→ **Work to do**
Every record must be repeated exactly, with no omission.

→ **Information given**

┌────────

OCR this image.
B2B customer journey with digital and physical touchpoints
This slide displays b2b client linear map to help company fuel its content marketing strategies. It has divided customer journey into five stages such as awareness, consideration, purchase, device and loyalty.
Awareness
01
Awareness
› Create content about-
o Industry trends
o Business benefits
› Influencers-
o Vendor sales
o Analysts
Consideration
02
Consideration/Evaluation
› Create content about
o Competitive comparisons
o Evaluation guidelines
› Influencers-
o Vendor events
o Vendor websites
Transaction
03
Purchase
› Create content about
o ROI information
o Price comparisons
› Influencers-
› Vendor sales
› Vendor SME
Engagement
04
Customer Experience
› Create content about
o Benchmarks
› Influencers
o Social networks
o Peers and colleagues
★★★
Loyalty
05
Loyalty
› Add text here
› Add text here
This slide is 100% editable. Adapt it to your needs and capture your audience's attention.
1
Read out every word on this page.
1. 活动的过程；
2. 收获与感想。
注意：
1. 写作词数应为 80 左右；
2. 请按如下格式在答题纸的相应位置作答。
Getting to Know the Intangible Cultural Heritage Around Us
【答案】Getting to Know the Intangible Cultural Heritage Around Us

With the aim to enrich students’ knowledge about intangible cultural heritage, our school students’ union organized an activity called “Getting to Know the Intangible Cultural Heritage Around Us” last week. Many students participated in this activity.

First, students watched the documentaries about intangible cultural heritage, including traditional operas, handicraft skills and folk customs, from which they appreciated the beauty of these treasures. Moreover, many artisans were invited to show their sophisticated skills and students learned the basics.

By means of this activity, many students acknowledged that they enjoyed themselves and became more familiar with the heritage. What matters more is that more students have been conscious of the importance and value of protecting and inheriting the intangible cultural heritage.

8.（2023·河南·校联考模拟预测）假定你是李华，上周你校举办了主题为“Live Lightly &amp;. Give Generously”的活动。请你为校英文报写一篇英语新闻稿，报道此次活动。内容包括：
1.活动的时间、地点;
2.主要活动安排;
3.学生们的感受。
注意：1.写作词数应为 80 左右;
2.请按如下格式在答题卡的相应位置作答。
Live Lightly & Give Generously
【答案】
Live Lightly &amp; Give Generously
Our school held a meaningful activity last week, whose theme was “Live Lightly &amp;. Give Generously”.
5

└────────

→ **Answer to the exercise**
OCR this image.
B2B customer journey with digital and physical touchpoints
This slide displays b2b client linear map to help company fuel its content marketing strategies. It has divided customer journey into five stages such as awareness, consideration, purchase, device and loyalty.
Awareness
01
Awareness
› Create content about-
o Industry trends
o Business benefits
› Influencers-
o Vendor sales
o Analysts
Consideration
02
Consideration/Evaluation
› Create content about
o Competitive comparisons
o Evaluation guidelines
› Influencers-
o Vendor events
o Vendor websites
Transaction
03
Purchase
› Create content about
o ROI information
o Price comparisons
› Influencers-
› Vendor sales
› Vendor SME
Engagement
04
Customer Experience
› Create content about
o Benchmarks
› Influencers
o Social networks
o Peers and colleagues
★★★
Loyalty
05
Loyalty
› Add text here
› Add text here
This slide is 100% editable. Adapt it to your needs and capture your audience's attention.
1
Read out every word on this page.
1. 活动的过程；
2. 收获与感想。
注意：
1. 写作词数应为 80 左右；
2. 请按如下格式在答题纸的相应位置作答。
Getting to Know the Intangible Cultural Heritage Around Us
【答案】Getting to Know the Intangible Cultural Heritage Around Us

With the aim to enrich students’ knowledge about intangible cultural heritage, our school students’ union organized an activity called “Getting to Know the Intangible Cultural Heritage Around Us” last week. Many students participated in this activity.

First, students watched the documentaries about intangible cultural heritage, including traditional operas, handicraft skills and folk customs, from which they appreciated the beauty of these treasures. Moreover, many artisans were invited to show their sophisticated skills and students learned the basics.

By means of this activity, many students acknowledged that they enjoyed themselves and became more familiar with the heritage. What matters more is that more students have been conscious of the importance and value of protecting and inheriting the intangible cultural heritage.

8.（2023·河南·校联考模拟预测）假定你是李华，上周你校举办了主题为“Live Lightly &amp;. Give Generously”的活动。请你为校英文报写一篇英语新闻稿，报道此次活动。内容包括：
1.活动的时间、地点;
2.主要活动安排;
3.学生们的感受。
注意：1.写作词数应为 80 左右;
2.请按如下格式在答题卡的相应位置作答。
Live Lightly & Give Generously
【答案】
Live Lightly &amp; Give Generously
Our school held a meaningful activity last week, whose theme was “Live Lightly &amp;. Give Generously”.
5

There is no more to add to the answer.